- [DATA FOR THIS TASK]
+ + + + + + +

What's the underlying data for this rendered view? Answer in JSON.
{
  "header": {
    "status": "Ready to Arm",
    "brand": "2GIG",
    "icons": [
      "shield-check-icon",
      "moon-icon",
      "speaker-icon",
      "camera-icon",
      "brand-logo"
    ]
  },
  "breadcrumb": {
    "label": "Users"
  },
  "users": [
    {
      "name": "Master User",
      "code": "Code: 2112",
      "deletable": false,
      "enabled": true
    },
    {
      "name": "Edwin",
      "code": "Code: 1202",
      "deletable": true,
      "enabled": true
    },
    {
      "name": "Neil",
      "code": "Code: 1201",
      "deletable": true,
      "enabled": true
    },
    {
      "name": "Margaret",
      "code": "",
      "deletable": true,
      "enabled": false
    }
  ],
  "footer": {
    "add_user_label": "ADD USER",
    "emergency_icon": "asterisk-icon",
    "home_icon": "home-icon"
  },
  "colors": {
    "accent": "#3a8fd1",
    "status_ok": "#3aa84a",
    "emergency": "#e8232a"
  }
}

+ + + + + + +

- [YOUR TASK]
Each line above must be reproduced exactly as it stands.

- [THE RESULT]
What's the underlying data for this rendered view? Answer in JSON.
{
  "header": {
    "status": "Ready to Arm",
    "brand": "2GIG",
    "icons": [
      "shield-check-icon",
      "moon-icon",
      "speaker-icon",
      "camera-icon",
      "brand-logo"
    ]
  },
  "breadcrumb": {
    "label": "Users"
  },
  "users": [
    {
      "name": "Master User",
      "code": "Code: 2112",
      "deletable": false,
      "enabled": true
    },
    {
      "name": "Edwin",
      "code": "Code: 1202",
      "deletable": true,
      "enabled": true
    },
    {
      "name": "Neil",
      "code": "Code: 1201",
      "deletable": true,
      "enabled": true
    },
    {
      "name": "Margaret",
      "code": "",
      "deletable": true,
      "enabled": false
    }
  ],
  "footer": {
    "add_user_label": "ADD USER",
    "emergency_icon": "asterisk-icon",
    "home_icon": "home-icon"
  },
  "colors": {
    "accent": "#3a8fd1",
    "status_ok": "#3aa84a",
    "emergency": "#e8232a"
  }
}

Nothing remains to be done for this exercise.